> [What the task asks] Filter the entries below, keeping only lines with "JSON".

##########

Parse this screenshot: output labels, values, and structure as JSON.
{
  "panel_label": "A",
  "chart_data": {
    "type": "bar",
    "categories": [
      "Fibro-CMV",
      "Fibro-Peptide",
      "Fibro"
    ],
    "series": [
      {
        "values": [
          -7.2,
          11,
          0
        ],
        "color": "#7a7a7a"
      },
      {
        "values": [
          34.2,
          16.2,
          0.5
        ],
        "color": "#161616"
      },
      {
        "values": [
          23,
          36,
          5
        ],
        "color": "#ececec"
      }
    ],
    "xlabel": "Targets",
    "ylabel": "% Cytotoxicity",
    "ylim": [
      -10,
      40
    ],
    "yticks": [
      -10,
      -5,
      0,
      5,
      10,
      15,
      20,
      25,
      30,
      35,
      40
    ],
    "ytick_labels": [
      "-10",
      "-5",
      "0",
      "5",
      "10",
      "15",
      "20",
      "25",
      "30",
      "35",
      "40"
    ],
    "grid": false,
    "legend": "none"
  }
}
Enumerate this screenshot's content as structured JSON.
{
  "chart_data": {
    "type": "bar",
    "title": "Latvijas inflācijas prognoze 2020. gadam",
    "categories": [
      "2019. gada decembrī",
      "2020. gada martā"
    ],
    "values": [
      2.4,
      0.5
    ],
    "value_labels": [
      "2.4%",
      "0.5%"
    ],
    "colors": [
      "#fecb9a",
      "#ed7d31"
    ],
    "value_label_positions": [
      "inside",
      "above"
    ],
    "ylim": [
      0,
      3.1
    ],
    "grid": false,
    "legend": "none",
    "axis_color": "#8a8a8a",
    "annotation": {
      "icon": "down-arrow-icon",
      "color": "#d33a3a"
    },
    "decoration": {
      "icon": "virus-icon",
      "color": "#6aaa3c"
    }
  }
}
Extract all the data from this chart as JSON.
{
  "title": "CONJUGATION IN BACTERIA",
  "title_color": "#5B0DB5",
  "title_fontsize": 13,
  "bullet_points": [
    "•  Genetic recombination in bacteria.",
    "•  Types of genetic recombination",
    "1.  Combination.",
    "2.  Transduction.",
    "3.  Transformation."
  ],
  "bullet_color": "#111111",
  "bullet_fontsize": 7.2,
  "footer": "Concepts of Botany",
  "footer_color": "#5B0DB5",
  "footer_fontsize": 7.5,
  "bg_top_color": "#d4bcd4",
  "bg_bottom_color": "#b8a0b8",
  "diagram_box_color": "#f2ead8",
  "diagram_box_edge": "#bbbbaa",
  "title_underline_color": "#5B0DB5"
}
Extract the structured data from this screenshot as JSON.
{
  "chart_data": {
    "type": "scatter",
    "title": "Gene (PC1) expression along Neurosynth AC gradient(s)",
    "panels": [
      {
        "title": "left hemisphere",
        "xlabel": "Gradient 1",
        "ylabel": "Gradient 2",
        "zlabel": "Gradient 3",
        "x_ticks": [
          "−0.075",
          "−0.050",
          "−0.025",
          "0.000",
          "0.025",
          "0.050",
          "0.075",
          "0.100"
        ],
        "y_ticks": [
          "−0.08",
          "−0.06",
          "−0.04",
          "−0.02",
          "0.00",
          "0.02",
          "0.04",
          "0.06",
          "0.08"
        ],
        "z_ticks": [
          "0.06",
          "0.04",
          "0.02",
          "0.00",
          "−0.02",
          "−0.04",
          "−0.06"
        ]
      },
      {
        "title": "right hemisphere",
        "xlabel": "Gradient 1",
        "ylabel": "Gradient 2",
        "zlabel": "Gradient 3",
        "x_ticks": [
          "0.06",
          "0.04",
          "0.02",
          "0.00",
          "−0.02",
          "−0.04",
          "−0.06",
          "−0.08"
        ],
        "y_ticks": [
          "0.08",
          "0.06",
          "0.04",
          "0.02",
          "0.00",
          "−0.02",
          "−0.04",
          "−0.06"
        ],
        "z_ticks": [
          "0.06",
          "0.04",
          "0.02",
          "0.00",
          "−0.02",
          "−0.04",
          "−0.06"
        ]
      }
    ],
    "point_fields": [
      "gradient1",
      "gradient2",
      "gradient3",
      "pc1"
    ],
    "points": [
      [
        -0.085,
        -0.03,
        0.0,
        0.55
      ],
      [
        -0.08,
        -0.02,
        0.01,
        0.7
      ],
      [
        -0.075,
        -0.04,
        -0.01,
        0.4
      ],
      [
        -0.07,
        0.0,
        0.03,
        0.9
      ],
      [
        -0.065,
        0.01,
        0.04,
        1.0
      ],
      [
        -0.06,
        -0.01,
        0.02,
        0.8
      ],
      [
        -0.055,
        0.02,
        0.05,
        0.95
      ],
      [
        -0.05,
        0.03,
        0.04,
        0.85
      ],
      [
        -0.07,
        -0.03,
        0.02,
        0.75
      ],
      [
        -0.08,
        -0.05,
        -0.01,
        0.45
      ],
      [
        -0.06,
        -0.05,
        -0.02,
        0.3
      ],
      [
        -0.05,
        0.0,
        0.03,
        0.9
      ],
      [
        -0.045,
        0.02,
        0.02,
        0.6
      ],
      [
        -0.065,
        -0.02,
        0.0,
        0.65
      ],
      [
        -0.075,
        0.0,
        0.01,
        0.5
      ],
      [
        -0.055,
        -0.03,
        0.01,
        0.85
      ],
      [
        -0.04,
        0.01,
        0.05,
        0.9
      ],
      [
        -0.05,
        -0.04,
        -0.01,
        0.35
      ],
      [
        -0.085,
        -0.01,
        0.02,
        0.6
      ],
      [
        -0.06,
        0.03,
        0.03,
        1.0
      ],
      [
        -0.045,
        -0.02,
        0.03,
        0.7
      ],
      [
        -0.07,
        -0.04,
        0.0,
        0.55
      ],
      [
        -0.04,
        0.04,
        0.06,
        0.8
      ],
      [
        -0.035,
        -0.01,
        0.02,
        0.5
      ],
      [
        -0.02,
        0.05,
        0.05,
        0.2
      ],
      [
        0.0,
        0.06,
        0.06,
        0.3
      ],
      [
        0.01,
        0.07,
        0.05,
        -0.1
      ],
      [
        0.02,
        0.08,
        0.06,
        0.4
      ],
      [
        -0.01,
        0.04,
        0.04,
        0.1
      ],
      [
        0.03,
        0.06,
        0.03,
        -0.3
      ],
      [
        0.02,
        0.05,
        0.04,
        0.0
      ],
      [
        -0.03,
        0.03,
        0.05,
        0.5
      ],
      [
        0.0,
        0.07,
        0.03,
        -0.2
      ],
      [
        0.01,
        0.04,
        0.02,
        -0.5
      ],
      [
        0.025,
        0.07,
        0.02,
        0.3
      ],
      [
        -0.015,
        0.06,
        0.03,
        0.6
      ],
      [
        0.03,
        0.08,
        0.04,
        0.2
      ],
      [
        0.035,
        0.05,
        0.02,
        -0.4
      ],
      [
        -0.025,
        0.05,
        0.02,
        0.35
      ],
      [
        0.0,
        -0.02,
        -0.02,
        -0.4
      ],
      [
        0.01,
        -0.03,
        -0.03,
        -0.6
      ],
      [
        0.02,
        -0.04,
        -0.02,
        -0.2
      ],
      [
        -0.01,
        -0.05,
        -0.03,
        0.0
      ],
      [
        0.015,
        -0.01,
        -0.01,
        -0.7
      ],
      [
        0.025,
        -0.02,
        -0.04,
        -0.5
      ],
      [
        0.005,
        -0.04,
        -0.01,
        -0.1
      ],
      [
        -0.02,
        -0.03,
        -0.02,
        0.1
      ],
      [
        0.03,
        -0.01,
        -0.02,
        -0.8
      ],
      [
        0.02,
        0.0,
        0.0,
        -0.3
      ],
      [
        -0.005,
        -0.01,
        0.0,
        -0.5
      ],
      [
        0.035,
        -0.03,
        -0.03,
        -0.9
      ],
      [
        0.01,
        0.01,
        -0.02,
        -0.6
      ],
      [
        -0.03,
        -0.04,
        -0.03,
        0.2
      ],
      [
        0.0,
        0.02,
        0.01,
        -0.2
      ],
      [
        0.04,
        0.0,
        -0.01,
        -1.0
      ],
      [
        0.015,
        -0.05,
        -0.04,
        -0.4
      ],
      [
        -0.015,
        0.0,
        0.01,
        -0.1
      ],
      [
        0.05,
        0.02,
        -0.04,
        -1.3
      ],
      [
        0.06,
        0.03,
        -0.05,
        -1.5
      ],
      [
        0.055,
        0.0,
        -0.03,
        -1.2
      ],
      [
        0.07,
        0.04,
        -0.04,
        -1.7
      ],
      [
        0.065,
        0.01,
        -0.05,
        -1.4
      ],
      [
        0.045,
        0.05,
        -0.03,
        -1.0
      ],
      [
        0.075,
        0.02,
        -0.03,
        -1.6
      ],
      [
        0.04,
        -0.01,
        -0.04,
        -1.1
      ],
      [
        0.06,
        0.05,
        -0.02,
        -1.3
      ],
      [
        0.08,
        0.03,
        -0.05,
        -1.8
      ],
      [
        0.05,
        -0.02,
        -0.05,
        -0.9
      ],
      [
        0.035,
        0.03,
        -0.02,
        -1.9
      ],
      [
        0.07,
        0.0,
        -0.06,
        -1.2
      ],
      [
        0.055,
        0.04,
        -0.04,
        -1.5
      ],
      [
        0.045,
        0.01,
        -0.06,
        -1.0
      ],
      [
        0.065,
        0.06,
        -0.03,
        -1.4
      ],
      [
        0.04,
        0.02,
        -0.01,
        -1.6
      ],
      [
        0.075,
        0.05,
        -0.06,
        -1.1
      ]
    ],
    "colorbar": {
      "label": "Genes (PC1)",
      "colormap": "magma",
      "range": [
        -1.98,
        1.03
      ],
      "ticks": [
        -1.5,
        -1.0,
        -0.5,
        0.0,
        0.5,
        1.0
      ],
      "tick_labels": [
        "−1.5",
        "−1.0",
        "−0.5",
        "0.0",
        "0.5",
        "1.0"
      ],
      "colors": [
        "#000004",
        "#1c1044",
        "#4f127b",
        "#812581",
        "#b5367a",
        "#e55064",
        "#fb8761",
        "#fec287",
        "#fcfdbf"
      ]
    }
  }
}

##########

> [Solved exercise]
Parse this screenshot: output labels, values, and structure as JSON.
Enumerate this screenshot's content as structured JSON.
Extract all the data from this chart as JSON.
Extract the structured data from this screenshot as JSON.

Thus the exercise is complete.